### Task to complete
Pick out every line holding the string "object" and copy it.
--
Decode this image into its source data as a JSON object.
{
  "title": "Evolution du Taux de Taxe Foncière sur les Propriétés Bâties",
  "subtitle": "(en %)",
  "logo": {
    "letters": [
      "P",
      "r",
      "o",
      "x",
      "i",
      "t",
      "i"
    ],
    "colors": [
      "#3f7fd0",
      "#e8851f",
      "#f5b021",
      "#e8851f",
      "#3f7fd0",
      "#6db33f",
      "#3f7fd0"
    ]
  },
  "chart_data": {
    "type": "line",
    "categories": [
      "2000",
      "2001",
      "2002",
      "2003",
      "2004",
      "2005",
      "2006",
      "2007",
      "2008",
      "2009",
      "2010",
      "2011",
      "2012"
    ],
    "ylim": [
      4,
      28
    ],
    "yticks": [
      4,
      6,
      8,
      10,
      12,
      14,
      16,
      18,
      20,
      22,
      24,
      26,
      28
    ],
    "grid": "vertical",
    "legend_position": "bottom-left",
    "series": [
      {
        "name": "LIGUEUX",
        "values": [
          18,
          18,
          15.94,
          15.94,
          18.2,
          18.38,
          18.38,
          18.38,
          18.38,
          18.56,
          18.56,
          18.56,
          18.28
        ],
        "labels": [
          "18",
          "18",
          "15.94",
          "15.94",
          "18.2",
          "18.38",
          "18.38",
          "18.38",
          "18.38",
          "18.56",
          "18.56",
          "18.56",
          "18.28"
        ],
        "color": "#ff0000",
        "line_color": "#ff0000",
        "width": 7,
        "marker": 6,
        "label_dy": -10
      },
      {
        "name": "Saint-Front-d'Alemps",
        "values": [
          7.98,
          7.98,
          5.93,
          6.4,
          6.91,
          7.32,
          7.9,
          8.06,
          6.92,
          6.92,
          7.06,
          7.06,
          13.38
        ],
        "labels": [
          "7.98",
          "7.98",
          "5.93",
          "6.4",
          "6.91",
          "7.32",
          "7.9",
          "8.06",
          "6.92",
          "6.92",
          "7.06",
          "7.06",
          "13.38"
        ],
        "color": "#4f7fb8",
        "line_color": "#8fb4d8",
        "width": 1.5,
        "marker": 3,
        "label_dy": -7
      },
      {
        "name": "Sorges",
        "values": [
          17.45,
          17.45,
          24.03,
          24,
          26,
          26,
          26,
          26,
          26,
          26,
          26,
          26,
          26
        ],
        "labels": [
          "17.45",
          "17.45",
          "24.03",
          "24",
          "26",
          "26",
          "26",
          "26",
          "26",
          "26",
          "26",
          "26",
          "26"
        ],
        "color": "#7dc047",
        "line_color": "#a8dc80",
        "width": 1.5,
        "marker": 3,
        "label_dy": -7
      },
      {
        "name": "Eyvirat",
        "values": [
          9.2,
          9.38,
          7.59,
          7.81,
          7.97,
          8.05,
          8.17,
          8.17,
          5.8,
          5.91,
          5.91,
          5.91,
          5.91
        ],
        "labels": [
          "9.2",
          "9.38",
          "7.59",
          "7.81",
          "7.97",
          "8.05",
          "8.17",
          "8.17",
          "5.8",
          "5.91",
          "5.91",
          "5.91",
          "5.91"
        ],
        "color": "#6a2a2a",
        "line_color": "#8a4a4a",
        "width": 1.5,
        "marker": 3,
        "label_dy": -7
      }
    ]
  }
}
--
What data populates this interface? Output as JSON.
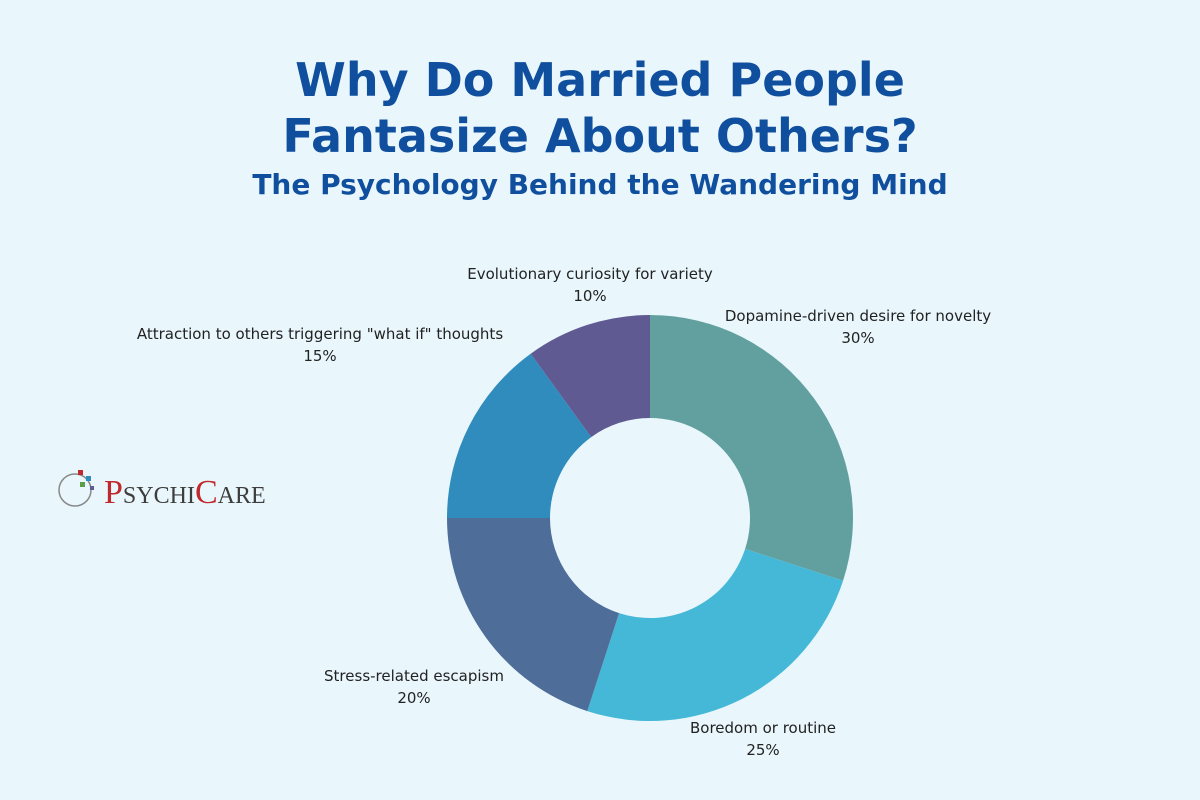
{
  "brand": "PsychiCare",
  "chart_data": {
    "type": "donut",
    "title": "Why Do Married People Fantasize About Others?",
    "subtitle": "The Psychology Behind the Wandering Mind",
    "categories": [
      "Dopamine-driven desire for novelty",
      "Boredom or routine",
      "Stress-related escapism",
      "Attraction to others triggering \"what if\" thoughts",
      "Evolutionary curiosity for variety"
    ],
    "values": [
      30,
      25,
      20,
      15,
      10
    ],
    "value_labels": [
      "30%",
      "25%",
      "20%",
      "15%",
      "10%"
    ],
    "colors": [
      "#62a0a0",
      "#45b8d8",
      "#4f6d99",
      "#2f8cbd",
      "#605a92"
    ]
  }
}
--
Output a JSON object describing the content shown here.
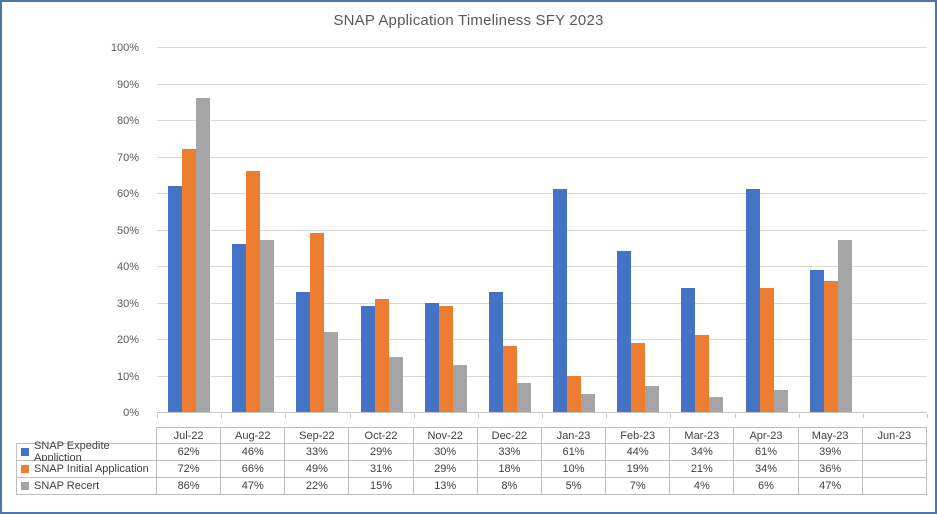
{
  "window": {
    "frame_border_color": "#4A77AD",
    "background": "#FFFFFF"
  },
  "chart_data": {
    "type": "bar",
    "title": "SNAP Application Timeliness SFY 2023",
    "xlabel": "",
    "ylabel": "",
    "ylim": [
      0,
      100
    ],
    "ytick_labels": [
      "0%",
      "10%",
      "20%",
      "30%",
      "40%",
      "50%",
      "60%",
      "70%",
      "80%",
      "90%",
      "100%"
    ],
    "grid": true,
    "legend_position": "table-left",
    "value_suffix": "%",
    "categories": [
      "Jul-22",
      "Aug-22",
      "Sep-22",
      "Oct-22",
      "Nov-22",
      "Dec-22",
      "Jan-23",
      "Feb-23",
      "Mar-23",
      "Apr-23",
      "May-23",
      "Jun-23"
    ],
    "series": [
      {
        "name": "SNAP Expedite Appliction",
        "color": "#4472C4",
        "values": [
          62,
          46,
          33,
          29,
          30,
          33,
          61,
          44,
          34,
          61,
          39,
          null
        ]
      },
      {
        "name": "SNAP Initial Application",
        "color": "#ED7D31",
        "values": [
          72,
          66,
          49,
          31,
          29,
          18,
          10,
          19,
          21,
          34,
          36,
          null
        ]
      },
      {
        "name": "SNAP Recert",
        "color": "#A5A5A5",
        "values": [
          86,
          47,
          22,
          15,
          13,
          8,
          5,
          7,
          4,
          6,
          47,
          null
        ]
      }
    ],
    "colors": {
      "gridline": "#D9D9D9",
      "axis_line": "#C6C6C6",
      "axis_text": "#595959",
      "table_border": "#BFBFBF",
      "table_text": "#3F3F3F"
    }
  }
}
--
### Result for this task
Decode this image into its source data as a JSON object.
Output a JSON object describing the content shown here.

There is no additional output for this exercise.